• _To be done_
Reproduce the listing exactly, with no pictures in your copy.

begin Data lines

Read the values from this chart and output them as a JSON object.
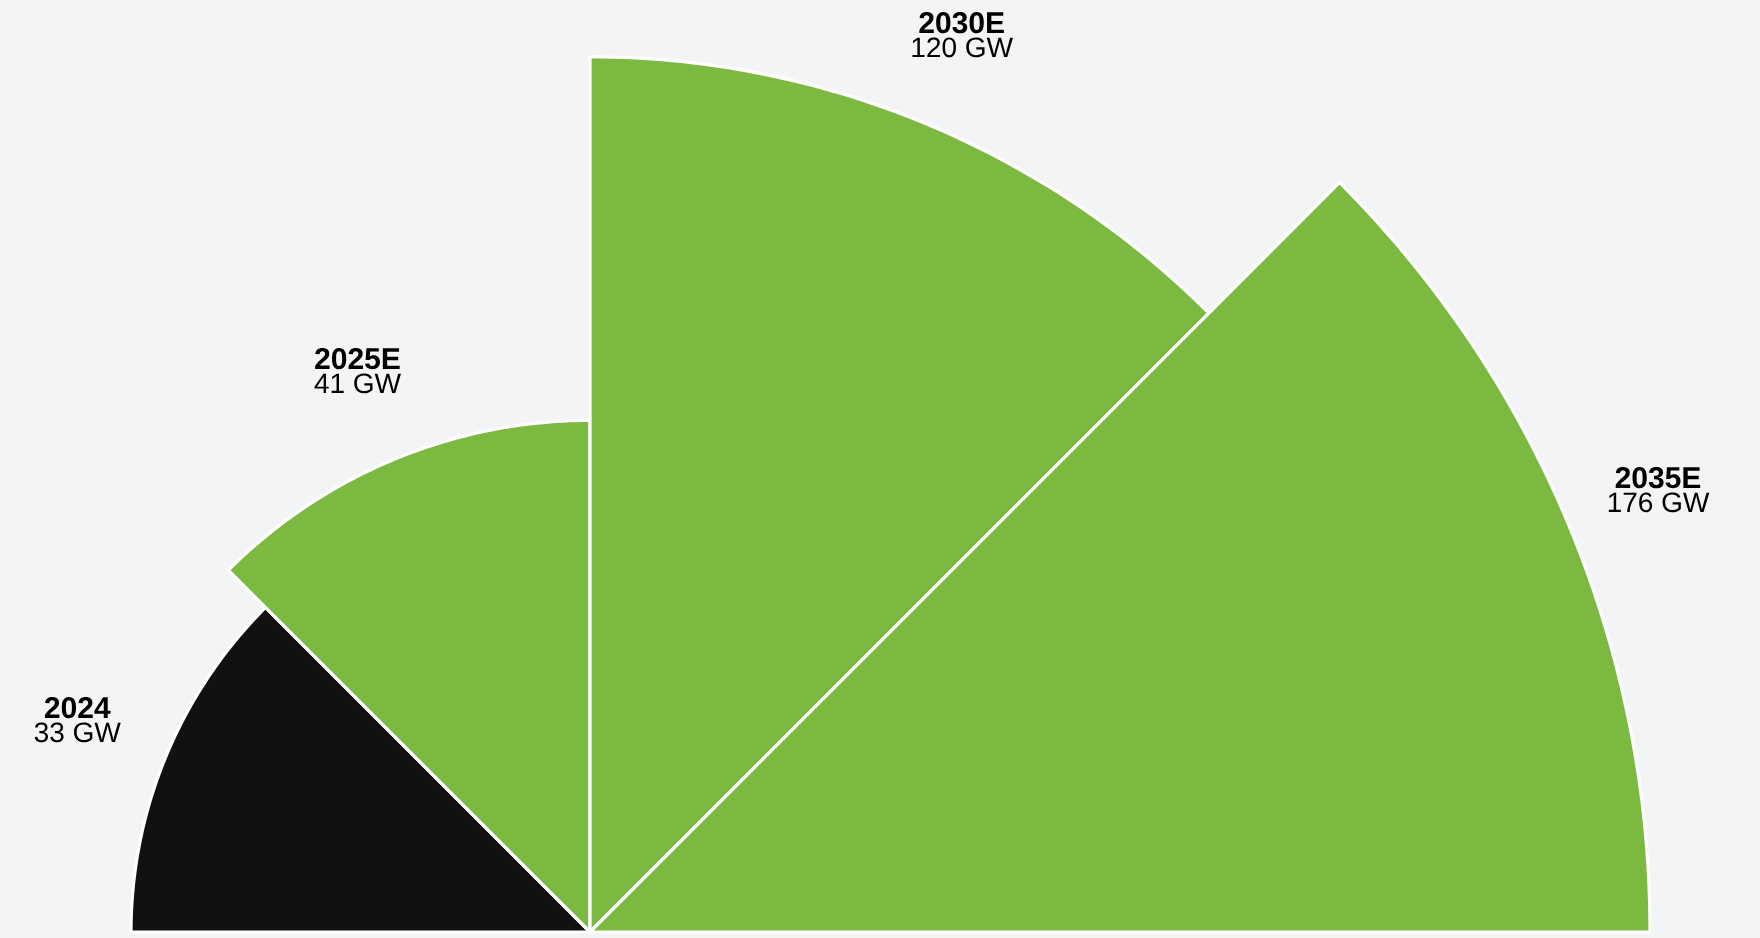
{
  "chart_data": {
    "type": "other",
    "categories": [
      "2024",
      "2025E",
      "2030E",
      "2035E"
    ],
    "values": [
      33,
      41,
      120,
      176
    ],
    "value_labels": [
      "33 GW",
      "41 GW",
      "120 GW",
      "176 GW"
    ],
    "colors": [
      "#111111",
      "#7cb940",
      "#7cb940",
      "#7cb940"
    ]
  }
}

end Data lines

• _Response to the task_
Read the values from this chart and output them as a JSON object.
{
  "chart_data": {
    "type": "other",
    "categories": [
      "2024",
      "2025E",
      "2030E",
      "2035E"
    ],
    "values": [
      33,
      41,
      120,
      176
    ],
    "value_labels": [
      "33 GW",
      "41 GW",
      "120 GW",
      "176 GW"
    ],
    "colors": [
      "#111111",
      "#7cb940",
      "#7cb940",
      "#7cb940"
    ]
  }
}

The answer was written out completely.